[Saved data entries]
************

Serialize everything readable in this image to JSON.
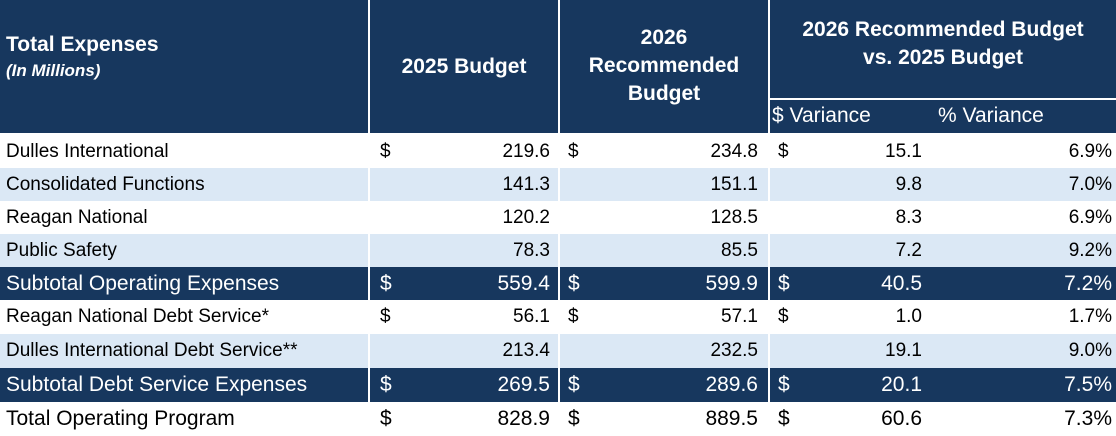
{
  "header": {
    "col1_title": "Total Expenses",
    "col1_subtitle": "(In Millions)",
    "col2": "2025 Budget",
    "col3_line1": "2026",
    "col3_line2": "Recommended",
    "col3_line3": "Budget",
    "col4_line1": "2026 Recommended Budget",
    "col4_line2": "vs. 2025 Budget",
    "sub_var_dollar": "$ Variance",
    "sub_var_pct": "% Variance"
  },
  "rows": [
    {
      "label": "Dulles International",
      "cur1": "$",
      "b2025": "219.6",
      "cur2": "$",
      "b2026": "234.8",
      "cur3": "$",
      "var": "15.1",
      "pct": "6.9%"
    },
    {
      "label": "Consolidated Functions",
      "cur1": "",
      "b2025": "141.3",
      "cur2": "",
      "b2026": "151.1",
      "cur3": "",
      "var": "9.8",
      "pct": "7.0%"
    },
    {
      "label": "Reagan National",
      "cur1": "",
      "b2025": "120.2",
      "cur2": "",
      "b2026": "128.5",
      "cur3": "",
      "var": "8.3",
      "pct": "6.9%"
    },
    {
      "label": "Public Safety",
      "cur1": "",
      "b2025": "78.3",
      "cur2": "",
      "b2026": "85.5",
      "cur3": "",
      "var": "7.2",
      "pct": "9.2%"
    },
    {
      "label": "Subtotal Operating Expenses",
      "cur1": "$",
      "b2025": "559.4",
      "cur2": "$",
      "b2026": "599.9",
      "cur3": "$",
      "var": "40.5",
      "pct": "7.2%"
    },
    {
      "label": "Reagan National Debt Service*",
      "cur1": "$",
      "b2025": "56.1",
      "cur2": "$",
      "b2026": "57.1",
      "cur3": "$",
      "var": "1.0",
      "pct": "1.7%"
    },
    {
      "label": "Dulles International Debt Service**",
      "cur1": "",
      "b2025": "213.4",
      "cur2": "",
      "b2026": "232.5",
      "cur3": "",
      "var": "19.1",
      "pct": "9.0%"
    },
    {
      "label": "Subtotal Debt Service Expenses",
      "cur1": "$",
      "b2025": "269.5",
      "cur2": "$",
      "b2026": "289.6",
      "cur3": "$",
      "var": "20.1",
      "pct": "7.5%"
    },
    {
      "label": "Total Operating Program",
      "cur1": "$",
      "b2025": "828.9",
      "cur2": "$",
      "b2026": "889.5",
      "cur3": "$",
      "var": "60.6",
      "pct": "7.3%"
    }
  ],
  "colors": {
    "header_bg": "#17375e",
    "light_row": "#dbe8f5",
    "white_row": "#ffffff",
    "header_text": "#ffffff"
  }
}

************

**Description of the task:**
Reproduce every entry word for word, but omit the pictures.

**Output for this exercise:**
Serialize everything readable in this image to JSON.
{
  "header": {
    "col1_title": "Total Expenses",
    "col1_subtitle": "(In Millions)",
    "col2": "2025 Budget",
    "col3_line1": "2026",
    "col3_line2": "Recommended",
    "col3_line3": "Budget",
    "col4_line1": "2026 Recommended Budget",
    "col4_line2": "vs. 2025 Budget",
    "sub_var_dollar": "$ Variance",
    "sub_var_pct": "% Variance"
  },
  "rows": [
    {
      "label": "Dulles International",
      "cur1": "$",
      "b2025": "219.6",
      "cur2": "$",
      "b2026": "234.8",
      "cur3": "$",
      "var": "15.1",
      "pct": "6.9%"
    },
    {
      "label": "Consolidated Functions",
      "cur1": "",
      "b2025": "141.3",
      "cur2": "",
      "b2026": "151.1",
      "cur3": "",
      "var": "9.8",
      "pct": "7.0%"
    },
    {
      "label": "Reagan National",
      "cur1": "",
      "b2025": "120.2",
      "cur2": "",
      "b2026": "128.5",
      "cur3": "",
      "var": "8.3",
      "pct": "6.9%"
    },
    {
      "label": "Public Safety",
      "cur1": "",
      "b2025": "78.3",
      "cur2": "",
      "b2026": "85.5",
      "cur3": "",
      "var": "7.2",
      "pct": "9.2%"
    },
    {
      "label": "Subtotal Operating Expenses",
      "cur1": "$",
      "b2025": "559.4",
      "cur2": "$",
      "b2026": "599.9",
      "cur3": "$",
      "var": "40.5",
      "pct": "7.2%"
    },
    {
      "label": "Reagan National Debt Service*",
      "cur1": "$",
      "b2025": "56.1",
      "cur2": "$",
      "b2026": "57.1",
      "cur3": "$",
      "var": "1.0",
      "pct": "1.7%"
    },
    {
      "label": "Dulles International Debt Service**",
      "cur1": "",
      "b2025": "213.4",
      "cur2": "",
      "b2026": "232.5",
      "cur3": "",
      "var": "19.1",
      "pct": "9.0%"
    },
    {
      "label": "Subtotal Debt Service Expenses",
      "cur1": "$",
      "b2025": "269.5",
      "cur2": "$",
      "b2026": "289.6",
      "cur3": "$",
      "var": "20.1",
      "pct": "7.5%"
    },
    {
      "label": "Total Operating Program",
      "cur1": "$",
      "b2025": "828.9",
      "cur2": "$",
      "b2026": "889.5",
      "cur3": "$",
      "var": "60.6",
      "pct": "7.3%"
    }
  ],
  "colors": {
    "header_bg": "#17375e",
    "light_row": "#dbe8f5",
    "white_row": "#ffffff",
    "header_text": "#ffffff"
  }
}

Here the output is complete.